| TASK DIRECTIONS |
Write out the entries verbatim and leave the images out of the copy.

(Extracted data entries)
::::::::::
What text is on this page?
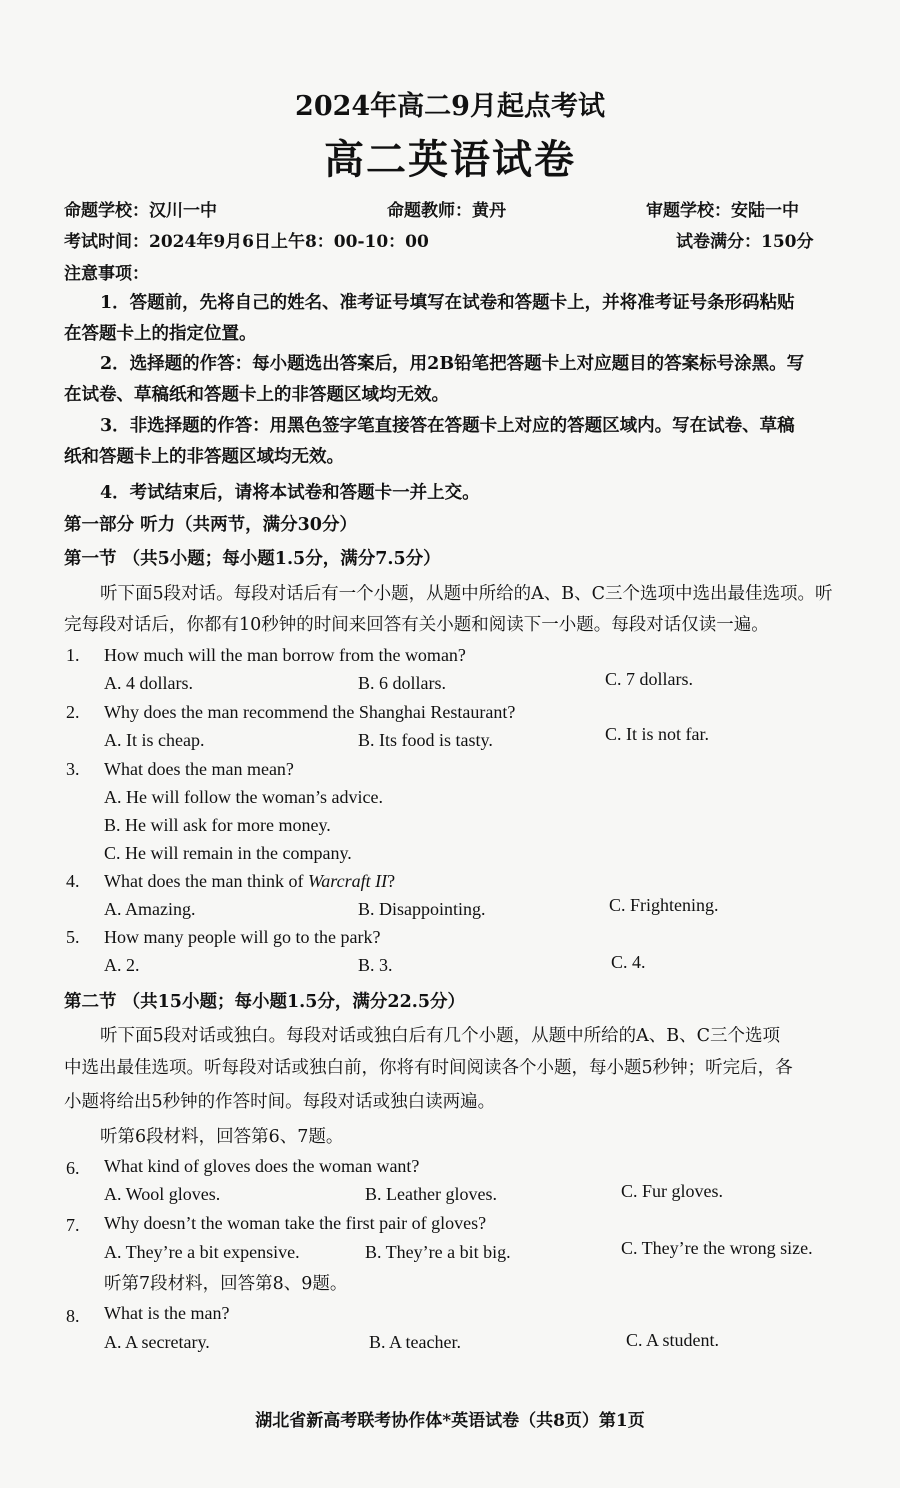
2024年高二9月起点考试
高二英语试卷
命题学校：汉川一中	命题教师：黄丹	审题学校：安陆一中
考试时间：2024年9月6日上午8：00-10：00	试卷满分：150分
注意事项：
1．答题前，先将自己的姓名、准考证号填写在试卷和答题卡上，并将准考证号条形码粘贴
在答题卡上的指定位置。
2．选择题的作答：每小题选出答案后，用2B铅笔把答题卡上对应题目的答案标号涂黑。写
在试卷、草稿纸和答题卡上的非答题区域均无效。
3．非选择题的作答：用黑色签字笔直接答在答题卡上对应的答题区域内。写在试卷、草稿
纸和答题卡上的非答题区域均无效。
4．考试结束后，请将本试卷和答题卡一并上交。
第一部分 听力（共两节，满分30分）
第一节 （共5小题；每小题1.5分，满分7.5分）
听下面5段对话。每段对话后有一个小题，从题中所给的A、B、C三个选项中选出最佳选项。听
完每段对话后，你都有10秒钟的时间来回答有关小题和阅读下一小题。每段对话仅读一遍。
1. How much will the man borrow from the woman?
A. 4 dollars.	B. 6 dollars.	C. 7 dollars.
2. Why does the man recommend the Shanghai Restaurant?
A. It is cheap.	B. Its food is tasty.	C. It is not far.
3. What does the man mean?
A. He will follow the woman’s advice.
B. He will ask for more money.
C. He will remain in the company.
4. What does the man think of Warcraft II?
A. Amazing.	B. Disappointing.	C. Frightening.
5. How many people will go to the park?
A. 2.	B. 3.	C. 4.
第二节 （共15小题；每小题1.5分，满分22.5分）
听下面5段对话或独白。每段对话或独白后有几个小题，从题中所给的A、B、C三个选项
中选出最佳选项。听每段对话或独白前，你将有时间阅读各个小题，每小题5秒钟；听完后，各
小题将给出5秒钟的作答时间。每段对话或独白读两遍。
听第6段材料，回答第6、7题。
6. What kind of gloves does the woman want?
A. Wool gloves.	B. Leather gloves.	C. Fur gloves.
7. Why doesn’t the woman take the first pair of gloves?
A. They’re a bit expensive.	B. They’re a bit big.	C. They’re the wrong size.
听第7段材料，回答第8、9题。
8. What is the man?
A. A secretary.	B. A teacher.	C. A student.
湖北省新高考联考协作体*英语试卷（共8页）第1页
::::::::::
| SOLUTION FOR THIS TASK |
What text is on this page?
2024年高二9月起点考试
高二英语试卷
命题学校：汉川一中	命题教师：黄丹	审题学校：安陆一中
考试时间：2024年9月6日上午8：00-10：00	试卷满分：150分
注意事项：
1．答题前，先将自己的姓名、准考证号填写在试卷和答题卡上，并将准考证号条形码粘贴
在答题卡上的指定位置。
2．选择题的作答：每小题选出答案后，用2B铅笔把答题卡上对应题目的答案标号涂黑。写
在试卷、草稿纸和答题卡上的非答题区域均无效。
3．非选择题的作答：用黑色签字笔直接答在答题卡上对应的答题区域内。写在试卷、草稿
纸和答题卡上的非答题区域均无效。
4．考试结束后，请将本试卷和答题卡一并上交。
第一部分 听力（共两节，满分30分）
第一节 （共5小题；每小题1.5分，满分7.5分）
听下面5段对话。每段对话后有一个小题，从题中所给的A、B、C三个选项中选出最佳选项。听
完每段对话后，你都有10秒钟的时间来回答有关小题和阅读下一小题。每段对话仅读一遍。
1. How much will the man borrow from the woman?
A. 4 dollars.	B. 6 dollars.	C. 7 dollars.
2. Why does the man recommend the Shanghai Restaurant?
A. It is cheap.	B. Its food is tasty.	C. It is not far.
3. What does the man mean?
A. He will follow the woman’s advice.
B. He will ask for more money.
C. He will remain in the company.
4. What does the man think of Warcraft II?
A. Amazing.	B. Disappointing.	C. Frightening.
5. How many people will go to the park?
A. 2.	B. 3.	C. 4.
第二节 （共15小题；每小题1.5分，满分22.5分）
听下面5段对话或独白。每段对话或独白后有几个小题，从题中所给的A、B、C三个选项
中选出最佳选项。听每段对话或独白前，你将有时间阅读各个小题，每小题5秒钟；听完后，各
小题将给出5秒钟的作答时间。每段对话或独白读两遍。
听第6段材料，回答第6、7题。
6. What kind of gloves does the woman want?
A. Wool gloves.	B. Leather gloves.	C. Fur gloves.
7. Why doesn’t the woman take the first pair of gloves?
A. They’re a bit expensive.	B. They’re a bit big.	C. They’re the wrong size.
听第7段材料，回答第8、9题。
8. What is the man?
A. A secretary.	B. A teacher.	C. A student.
湖北省新高考联考协作体*英语试卷（共8页）第1页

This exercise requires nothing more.